◆ **What this task involves**: Omit every picture, then give all the entries again exactly.

--- Begin ---

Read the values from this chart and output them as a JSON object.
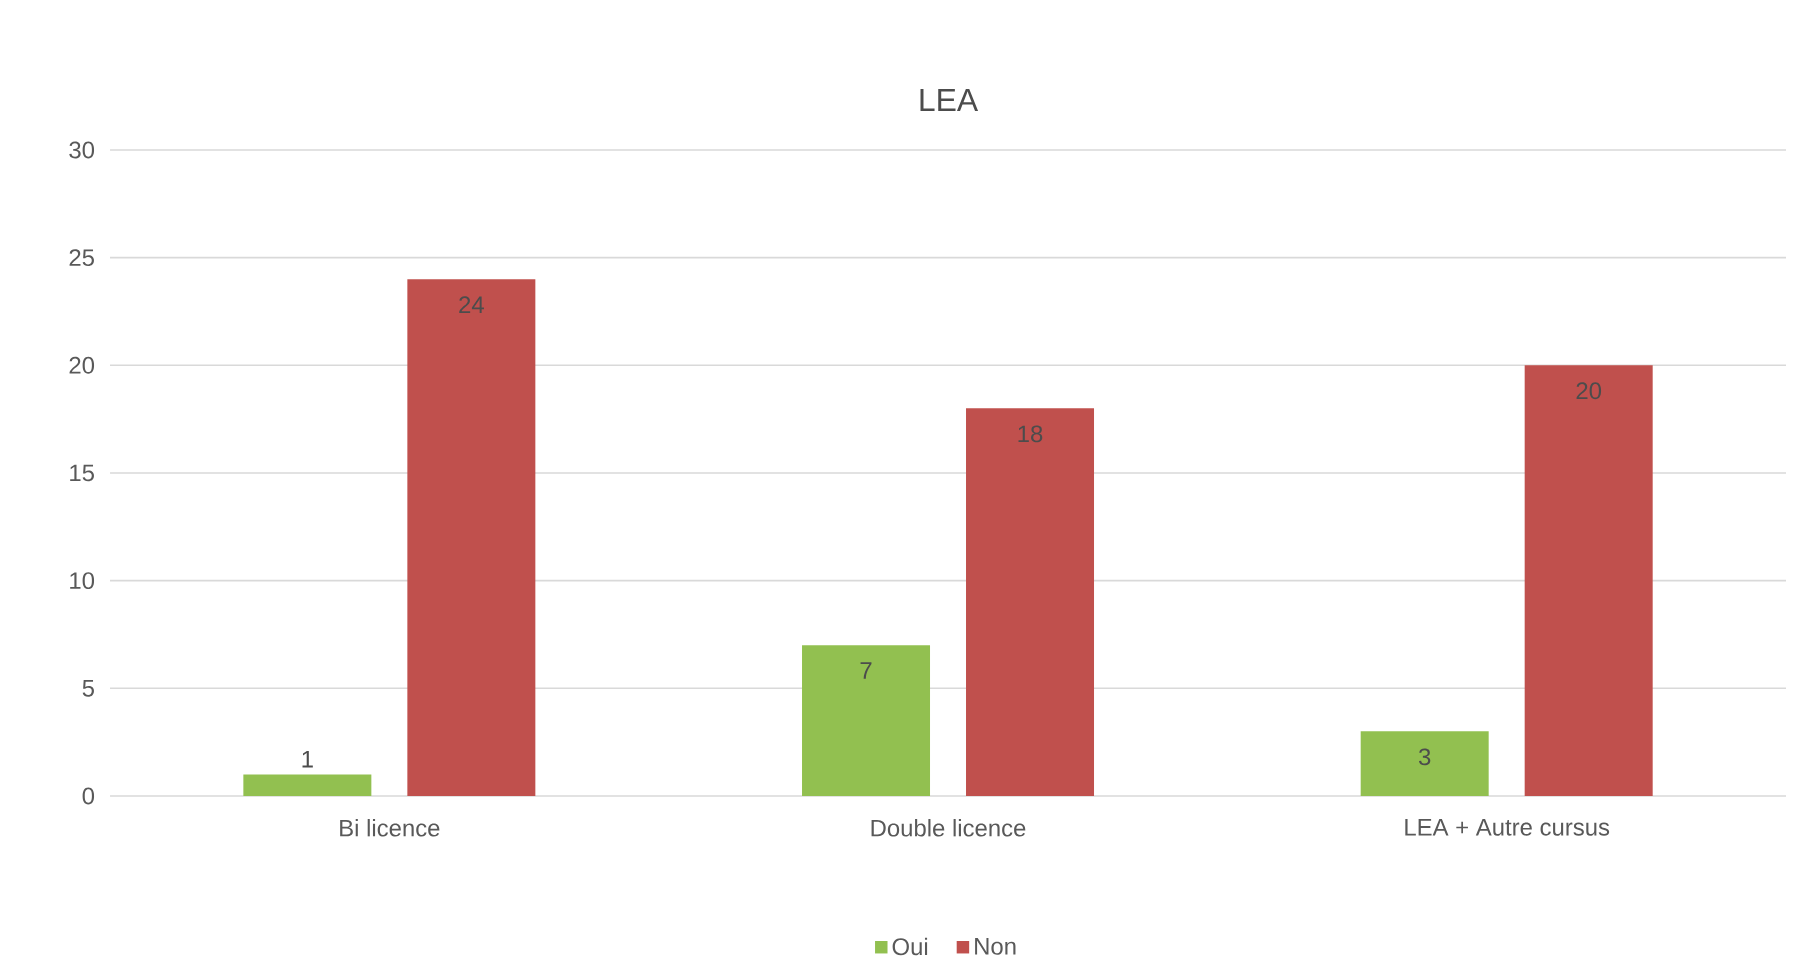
{
  "chart_data": {
    "type": "bar",
    "title": "LEA",
    "categories": [
      "Bi licence",
      "Double licence",
      "LEA + Autre cursus"
    ],
    "series": [
      {
        "name": "Oui",
        "color": "#92c050",
        "values": [
          1,
          7,
          3
        ]
      },
      {
        "name": "Non",
        "color": "#c0504d",
        "values": [
          24,
          18,
          20
        ]
      }
    ],
    "ylim": [
      0,
      30
    ],
    "yticks": [
      0,
      5,
      10,
      15,
      20,
      25,
      30
    ],
    "grid": "y",
    "legend": "bottom",
    "data_labels": true
  }
}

--- End ---

◆ **Reply to the task**:
Read the values from this chart and output them as a JSON object.
{
  "chart_data": {
    "type": "bar",
    "title": "LEA",
    "categories": [
      "Bi licence",
      "Double licence",
      "LEA + Autre cursus"
    ],
    "series": [
      {
        "name": "Oui",
        "color": "#92c050",
        "values": [
          1,
          7,
          3
        ]
      },
      {
        "name": "Non",
        "color": "#c0504d",
        "values": [
          24,
          18,
          20
        ]
      }
    ],
    "ylim": [
      0,
      30
    ],
    "yticks": [
      0,
      5,
      10,
      15,
      20,
      25,
      30
    ],
    "grid": "y",
    "legend": "bottom",
    "data_labels": true
  }
}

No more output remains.